◆ What to work on: Quote all of the data that follows exactly as written, skipping the images.

◆ Data for processing:
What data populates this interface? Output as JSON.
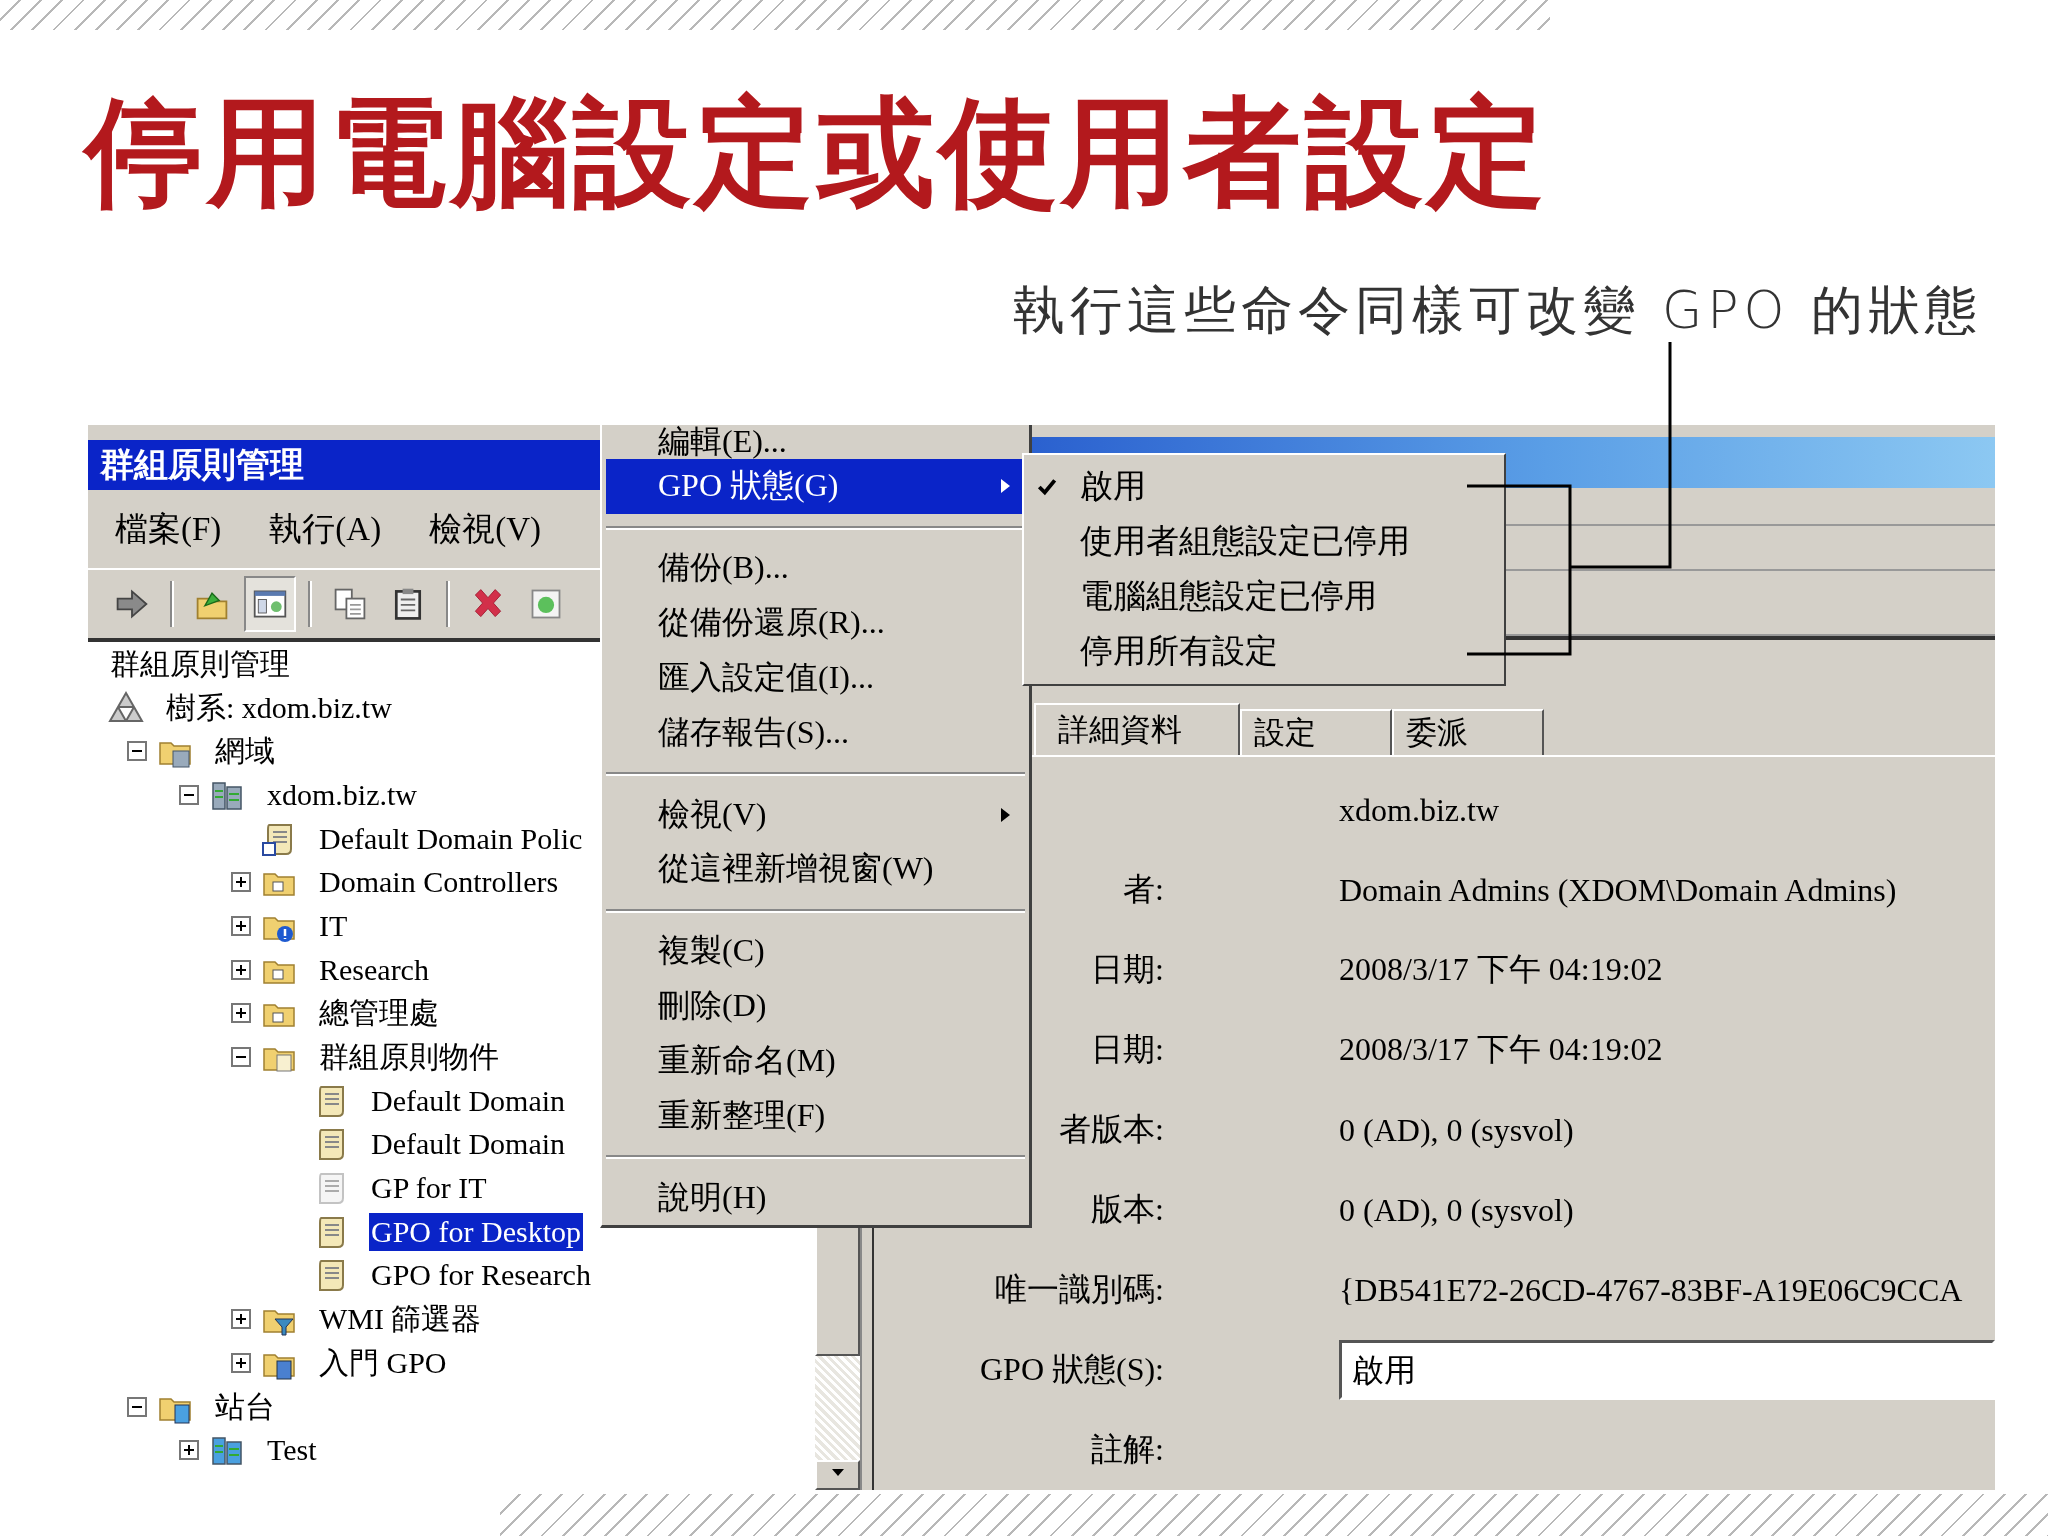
{
  "slide": {
    "title": "停用電腦設定或使用者設定",
    "callout": "執行這些命令同樣可改變 GPO 的狀態"
  },
  "console": {
    "title": "群組原則管理",
    "menu": [
      "檔案(F)",
      "執行(A)",
      "檢視(V)"
    ],
    "toolbar": [
      [
        {
          "kind": "forward",
          "pressed": false
        }
      ],
      [
        {
          "kind": "up",
          "pressed": false
        },
        {
          "kind": "tree",
          "pressed": true
        }
      ],
      [
        {
          "kind": "copy",
          "pressed": false
        },
        {
          "kind": "paste",
          "pressed": false
        }
      ],
      [
        {
          "kind": "delete",
          "pressed": false
        },
        {
          "kind": "refresh",
          "pressed": false
        }
      ]
    ],
    "tree": [
      {
        "label": "群組原則管理",
        "selected": false,
        "children": [
          {
            "label": "樹系: xdom.biz.tw",
            "kind": "forest",
            "selected": false,
            "children": [
              {
                "label": "網域",
                "kind": "domains",
                "expanded": true,
                "selected": false,
                "children": [
                  {
                    "label": "xdom.biz.tw",
                    "kind": "domain",
                    "expanded": true,
                    "selected": false,
                    "children": [
                      {
                        "label": "Default Domain Polic",
                        "kind": "link",
                        "selected": false
                      },
                      {
                        "label": "Domain Controllers",
                        "kind": "ou",
                        "expanded": false,
                        "selected": false
                      },
                      {
                        "label": "IT",
                        "kind": "ouinfo",
                        "expanded": false,
                        "selected": false
                      },
                      {
                        "label": "Research",
                        "kind": "ou",
                        "expanded": false,
                        "selected": false
                      },
                      {
                        "label": "總管理處",
                        "kind": "ou",
                        "expanded": false,
                        "selected": false
                      },
                      {
                        "label": "群組原則物件",
                        "kind": "gpofolder",
                        "expanded": true,
                        "selected": false,
                        "children": [
                          {
                            "label": "Default Domain",
                            "kind": "gpo",
                            "disabled": false,
                            "selected": false
                          },
                          {
                            "label": "Default Domain",
                            "kind": "gpo",
                            "disabled": false,
                            "selected": false
                          },
                          {
                            "label": "GP for IT",
                            "kind": "gpo",
                            "disabled": true,
                            "selected": false
                          },
                          {
                            "label": "GPO for Desktop",
                            "kind": "gpo",
                            "disabled": false,
                            "selected": true
                          },
                          {
                            "label": "GPO for Research",
                            "kind": "gpo",
                            "disabled": false,
                            "selected": false
                          }
                        ]
                      },
                      {
                        "label": "WMI 篩選器",
                        "kind": "wmi",
                        "expanded": false,
                        "selected": false
                      },
                      {
                        "label": "入門 GPO",
                        "kind": "starter",
                        "expanded": false,
                        "selected": false
                      }
                    ]
                  }
                ]
              },
              {
                "label": "站台",
                "kind": "sites",
                "expanded": true,
                "selected": false,
                "children": [
                  {
                    "label": "Test",
                    "kind": "site",
                    "expanded": false,
                    "selected": false
                  }
                ]
              }
            ]
          }
        ]
      }
    ]
  },
  "details": {
    "tabs": [
      {
        "label": "詳細資料",
        "selected": true
      },
      {
        "label": "設定",
        "selected": false
      },
      {
        "label": "委派",
        "selected": false
      }
    ],
    "rows": [
      {
        "kind": "text",
        "value": "xdom.biz.tw"
      },
      {
        "kind": "text",
        "label": "者:",
        "value": "Domain Admins (XDOM\\Domain Admins)"
      },
      {
        "kind": "text",
        "label": "日期:",
        "value": "2008/3/17 下午 04:19:02"
      },
      {
        "kind": "text",
        "label": "日期:",
        "value": "2008/3/17 下午 04:19:02"
      },
      {
        "kind": "text",
        "label": "者版本:",
        "value": "0 (AD), 0 (sysvol)"
      },
      {
        "kind": "text",
        "label": "版本:",
        "value": "0 (AD), 0 (sysvol)"
      },
      {
        "kind": "text",
        "label": "唯一識別碼:",
        "value": "{DB541E72-26CD-4767-83BF-A19E06C9CCA"
      },
      {
        "kind": "dropdown",
        "label": "GPO 狀態(S):",
        "value": "啟用"
      },
      {
        "kind": "text",
        "label": "註解:"
      }
    ]
  },
  "context_menu": [
    {
      "kind": "item",
      "label": "編輯(E)...",
      "selected": false,
      "submenu": false
    },
    {
      "kind": "item",
      "label": "GPO 狀態(G)",
      "selected": true,
      "submenu": true
    },
    {
      "kind": "separator"
    },
    {
      "kind": "item",
      "label": "備份(B)...",
      "selected": false,
      "submenu": false
    },
    {
      "kind": "item",
      "label": "從備份還原(R)...",
      "selected": false,
      "submenu": false
    },
    {
      "kind": "item",
      "label": "匯入設定值(I)...",
      "selected": false,
      "submenu": false
    },
    {
      "kind": "item",
      "label": "儲存報告(S)...",
      "selected": false,
      "submenu": false
    },
    {
      "kind": "separator"
    },
    {
      "kind": "item",
      "label": "檢視(V)",
      "selected": false,
      "submenu": true
    },
    {
      "kind": "item",
      "label": "從這裡新增視窗(W)",
      "selected": false,
      "submenu": false
    },
    {
      "kind": "separator"
    },
    {
      "kind": "item",
      "label": "複製(C)",
      "selected": false,
      "submenu": false
    },
    {
      "kind": "item",
      "label": "刪除(D)",
      "selected": false,
      "submenu": false
    },
    {
      "kind": "item",
      "label": "重新命名(M)",
      "selected": false,
      "submenu": false
    },
    {
      "kind": "item",
      "label": "重新整理(F)",
      "selected": false,
      "submenu": false
    },
    {
      "kind": "separator"
    },
    {
      "kind": "item",
      "label": "說明(H)",
      "selected": false,
      "submenu": false
    }
  ],
  "submenu": [
    {
      "label": "啟用",
      "checked": true
    },
    {
      "label": "使用者組態設定已停用",
      "checked": false
    },
    {
      "label": "電腦組態設定已停用",
      "checked": false
    },
    {
      "label": "停用所有設定",
      "checked": false
    }
  ]
}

◆ Response to the task:
What data populates this interface? Output as JSON.
{
  "slide": {
    "title": "停用電腦設定或使用者設定",
    "callout": "執行這些命令同樣可改變 GPO 的狀態"
  },
  "console": {
    "title": "群組原則管理",
    "menu": [
      "檔案(F)",
      "執行(A)",
      "檢視(V)"
    ],
    "toolbar": [
      [
        {
          "kind": "forward",
          "pressed": false
        }
      ],
      [
        {
          "kind": "up",
          "pressed": false
        },
        {
          "kind": "tree",
          "pressed": true
        }
      ],
      [
        {
          "kind": "copy",
          "pressed": false
        },
        {
          "kind": "paste",
          "pressed": false
        }
      ],
      [
        {
          "kind": "delete",
          "pressed": false
        },
        {
          "kind": "refresh",
          "pressed": false
        }
      ]
    ],
    "tree": [
      {
        "label": "群組原則管理",
        "selected": false,
        "children": [
          {
            "label": "樹系: xdom.biz.tw",
            "kind": "forest",
            "selected": false,
            "children": [
              {
                "label": "網域",
                "kind": "domains",
                "expanded": true,
                "selected": false,
                "children": [
                  {
                    "label": "xdom.biz.tw",
                    "kind": "domain",
                    "expanded": true,
                    "selected": false,
                    "children": [
                      {
                        "label": "Default Domain Polic",
                        "kind": "link",
                        "selected": false
                      },
                      {
                        "label": "Domain Controllers",
                        "kind": "ou",
                        "expanded": false,
                        "selected": false
                      },
                      {
                        "label": "IT",
                        "kind": "ouinfo",
                        "expanded": false,
                        "selected": false
                      },
                      {
                        "label": "Research",
                        "kind": "ou",
                        "expanded": false,
                        "selected": false
                      },
                      {
                        "label": "總管理處",
                        "kind": "ou",
                        "expanded": false,
                        "selected": false
                      },
                      {
                        "label": "群組原則物件",
                        "kind": "gpofolder",
                        "expanded": true,
                        "selected": false,
                        "children": [
                          {
                            "label": "Default Domain",
                            "kind": "gpo",
                            "disabled": false,
                            "selected": false
                          },
                          {
                            "label": "Default Domain",
                            "kind": "gpo",
                            "disabled": false,
                            "selected": false
                          },
                          {
                            "label": "GP for IT",
                            "kind": "gpo",
                            "disabled": true,
                            "selected": false
                          },
                          {
                            "label": "GPO for Desktop",
                            "kind": "gpo",
                            "disabled": false,
                            "selected": true
                          },
                          {
                            "label": "GPO for Research",
                            "kind": "gpo",
                            "disabled": false,
                            "selected": false
                          }
                        ]
                      },
                      {
                        "label": "WMI 篩選器",
                        "kind": "wmi",
                        "expanded": false,
                        "selected": false
                      },
                      {
                        "label": "入門 GPO",
                        "kind": "starter",
                        "expanded": false,
                        "selected": false
                      }
                    ]
                  }
                ]
              },
              {
                "label": "站台",
                "kind": "sites",
                "expanded": true,
                "selected": false,
                "children": [
                  {
                    "label": "Test",
                    "kind": "site",
                    "expanded": false,
                    "selected": false
                  }
                ]
              }
            ]
          }
        ]
      }
    ]
  },
  "details": {
    "tabs": [
      {
        "label": "詳細資料",
        "selected": true
      },
      {
        "label": "設定",
        "selected": false
      },
      {
        "label": "委派",
        "selected": false
      }
    ],
    "rows": [
      {
        "kind": "text",
        "value": "xdom.biz.tw"
      },
      {
        "kind": "text",
        "label": "者:",
        "value": "Domain Admins (XDOM\\Domain Admins)"
      },
      {
        "kind": "text",
        "label": "日期:",
        "value": "2008/3/17 下午 04:19:02"
      },
      {
        "kind": "text",
        "label": "日期:",
        "value": "2008/3/17 下午 04:19:02"
      },
      {
        "kind": "text",
        "label": "者版本:",
        "value": "0 (AD), 0 (sysvol)"
      },
      {
        "kind": "text",
        "label": "版本:",
        "value": "0 (AD), 0 (sysvol)"
      },
      {
        "kind": "text",
        "label": "唯一識別碼:",
        "value": "{DB541E72-26CD-4767-83BF-A19E06C9CCA"
      },
      {
        "kind": "dropdown",
        "label": "GPO 狀態(S):",
        "value": "啟用"
      },
      {
        "kind": "text",
        "label": "註解:"
      }
    ]
  },
  "context_menu": [
    {
      "kind": "item",
      "label": "編輯(E)...",
      "selected": false,
      "submenu": false
    },
    {
      "kind": "item",
      "label": "GPO 狀態(G)",
      "selected": true,
      "submenu": true
    },
    {
      "kind": "separator"
    },
    {
      "kind": "item",
      "label": "備份(B)...",
      "selected": false,
      "submenu": false
    },
    {
      "kind": "item",
      "label": "從備份還原(R)...",
      "selected": false,
      "submenu": false
    },
    {
      "kind": "item",
      "label": "匯入設定值(I)...",
      "selected": false,
      "submenu": false
    },
    {
      "kind": "item",
      "label": "儲存報告(S)...",
      "selected": false,
      "submenu": false
    },
    {
      "kind": "separator"
    },
    {
      "kind": "item",
      "label": "檢視(V)",
      "selected": false,
      "submenu": true
    },
    {
      "kind": "item",
      "label": "從這裡新增視窗(W)",
      "selected": false,
      "submenu": false
    },
    {
      "kind": "separator"
    },
    {
      "kind": "item",
      "label": "複製(C)",
      "selected": false,
      "submenu": false
    },
    {
      "kind": "item",
      "label": "刪除(D)",
      "selected": false,
      "submenu": false
    },
    {
      "kind": "item",
      "label": "重新命名(M)",
      "selected": false,
      "submenu": false
    },
    {
      "kind": "item",
      "label": "重新整理(F)",
      "selected": false,
      "submenu": false
    },
    {
      "kind": "separator"
    },
    {
      "kind": "item",
      "label": "說明(H)",
      "selected": false,
      "submenu": false
    }
  ],
  "submenu": [
    {
      "label": "啟用",
      "checked": true
    },
    {
      "label": "使用者組態設定已停用",
      "checked": false
    },
    {
      "label": "電腦組態設定已停用",
      "checked": false
    },
    {
      "label": "停用所有設定",
      "checked": false
    }
  ]
}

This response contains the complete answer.